**Written request**
Print out each record below, unaltered and complete, without its images.

**Information shown**

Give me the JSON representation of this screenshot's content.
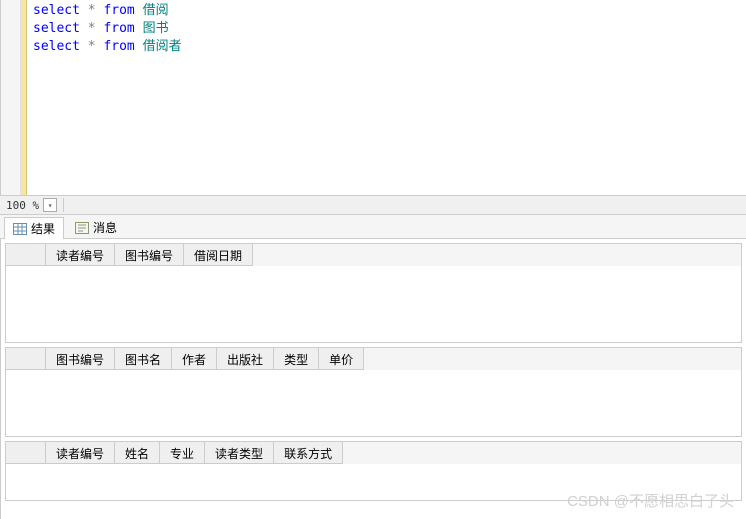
{
  "editor": {
    "lines": [
      {
        "kw1": "select",
        "op": "*",
        "kw2": "from",
        "tbl": "借阅"
      },
      {
        "kw1": "select",
        "op": "*",
        "kw2": "from",
        "tbl": "图书"
      },
      {
        "kw1": "select",
        "op": "*",
        "kw2": "from",
        "tbl": "借阅者"
      }
    ]
  },
  "zoom": {
    "level": "100 %"
  },
  "tabs": {
    "results": "结果",
    "messages": "消息"
  },
  "grids": [
    {
      "columns": [
        "读者编号",
        "图书编号",
        "借阅日期"
      ]
    },
    {
      "columns": [
        "图书编号",
        "图书名",
        "作者",
        "出版社",
        "类型",
        "单价"
      ]
    },
    {
      "columns": [
        "读者编号",
        "姓名",
        "专业",
        "读者类型",
        "联系方式"
      ]
    }
  ],
  "watermark": "CSDN @不愿相思白了头"
}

**The completed task**
Give me the JSON representation of this screenshot's content.
{
  "editor": {
    "lines": [
      {
        "kw1": "select",
        "op": "*",
        "kw2": "from",
        "tbl": "借阅"
      },
      {
        "kw1": "select",
        "op": "*",
        "kw2": "from",
        "tbl": "图书"
      },
      {
        "kw1": "select",
        "op": "*",
        "kw2": "from",
        "tbl": "借阅者"
      }
    ]
  },
  "zoom": {
    "level": "100 %"
  },
  "tabs": {
    "results": "结果",
    "messages": "消息"
  },
  "grids": [
    {
      "columns": [
        "读者编号",
        "图书编号",
        "借阅日期"
      ]
    },
    {
      "columns": [
        "图书编号",
        "图书名",
        "作者",
        "出版社",
        "类型",
        "单价"
      ]
    },
    {
      "columns": [
        "读者编号",
        "姓名",
        "专业",
        "读者类型",
        "联系方式"
      ]
    }
  ],
  "watermark": "CSDN @不愿相思白了头"
}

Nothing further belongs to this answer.